* _INSTRUCTIONS FOR THE TASK_
Without the images, write out all of the following entries exactly.

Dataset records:
# # # #

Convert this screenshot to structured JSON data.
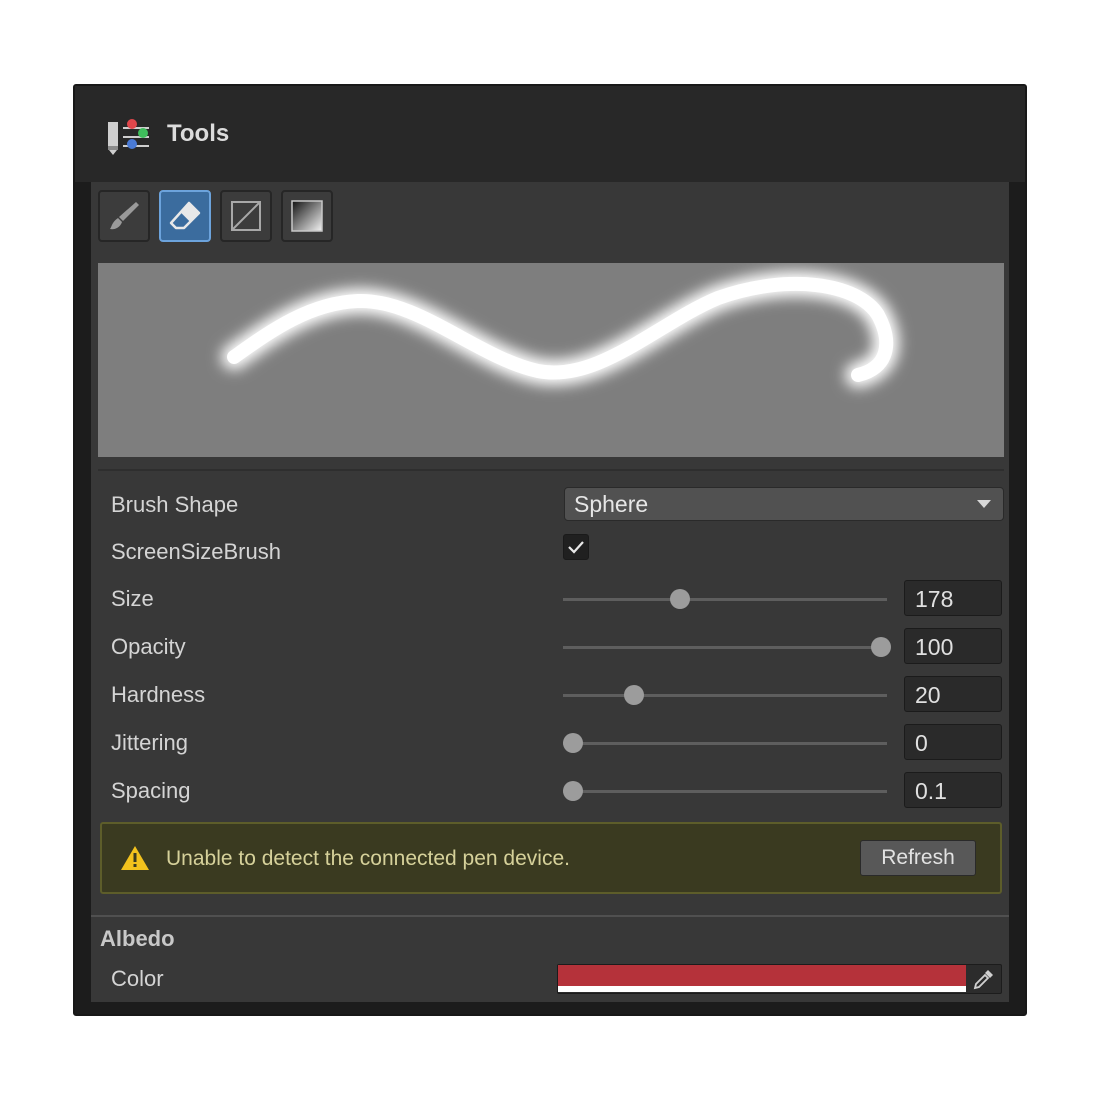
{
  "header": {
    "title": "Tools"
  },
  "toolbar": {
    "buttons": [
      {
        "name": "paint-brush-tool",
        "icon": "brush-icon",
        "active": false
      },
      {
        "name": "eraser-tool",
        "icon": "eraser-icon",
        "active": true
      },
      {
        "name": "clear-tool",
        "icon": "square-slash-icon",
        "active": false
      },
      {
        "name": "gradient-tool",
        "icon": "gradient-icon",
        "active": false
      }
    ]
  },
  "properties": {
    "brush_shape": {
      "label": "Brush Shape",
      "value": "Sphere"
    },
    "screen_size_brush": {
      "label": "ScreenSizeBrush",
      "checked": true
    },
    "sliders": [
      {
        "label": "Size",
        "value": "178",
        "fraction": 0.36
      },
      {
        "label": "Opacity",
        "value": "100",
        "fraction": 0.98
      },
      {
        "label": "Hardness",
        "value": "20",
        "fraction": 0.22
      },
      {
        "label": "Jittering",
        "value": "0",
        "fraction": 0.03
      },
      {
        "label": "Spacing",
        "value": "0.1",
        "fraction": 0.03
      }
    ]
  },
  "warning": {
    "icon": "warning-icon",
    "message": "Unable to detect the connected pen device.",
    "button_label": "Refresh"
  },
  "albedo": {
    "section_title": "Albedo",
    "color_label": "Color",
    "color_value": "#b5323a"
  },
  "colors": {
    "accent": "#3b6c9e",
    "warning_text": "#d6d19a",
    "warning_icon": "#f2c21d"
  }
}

# # # #

* _EXERCISE ANSWER_
Convert this screenshot to structured JSON data.
{
  "header": {
    "title": "Tools"
  },
  "toolbar": {
    "buttons": [
      {
        "name": "paint-brush-tool",
        "icon": "brush-icon",
        "active": false
      },
      {
        "name": "eraser-tool",
        "icon": "eraser-icon",
        "active": true
      },
      {
        "name": "clear-tool",
        "icon": "square-slash-icon",
        "active": false
      },
      {
        "name": "gradient-tool",
        "icon": "gradient-icon",
        "active": false
      }
    ]
  },
  "properties": {
    "brush_shape": {
      "label": "Brush Shape",
      "value": "Sphere"
    },
    "screen_size_brush": {
      "label": "ScreenSizeBrush",
      "checked": true
    },
    "sliders": [
      {
        "label": "Size",
        "value": "178",
        "fraction": 0.36
      },
      {
        "label": "Opacity",
        "value": "100",
        "fraction": 0.98
      },
      {
        "label": "Hardness",
        "value": "20",
        "fraction": 0.22
      },
      {
        "label": "Jittering",
        "value": "0",
        "fraction": 0.03
      },
      {
        "label": "Spacing",
        "value": "0.1",
        "fraction": 0.03
      }
    ]
  },
  "warning": {
    "icon": "warning-icon",
    "message": "Unable to detect the connected pen device.",
    "button_label": "Refresh"
  },
  "albedo": {
    "section_title": "Albedo",
    "color_label": "Color",
    "color_value": "#b5323a"
  },
  "colors": {
    "accent": "#3b6c9e",
    "warning_text": "#d6d19a",
    "warning_icon": "#f2c21d"
  }
}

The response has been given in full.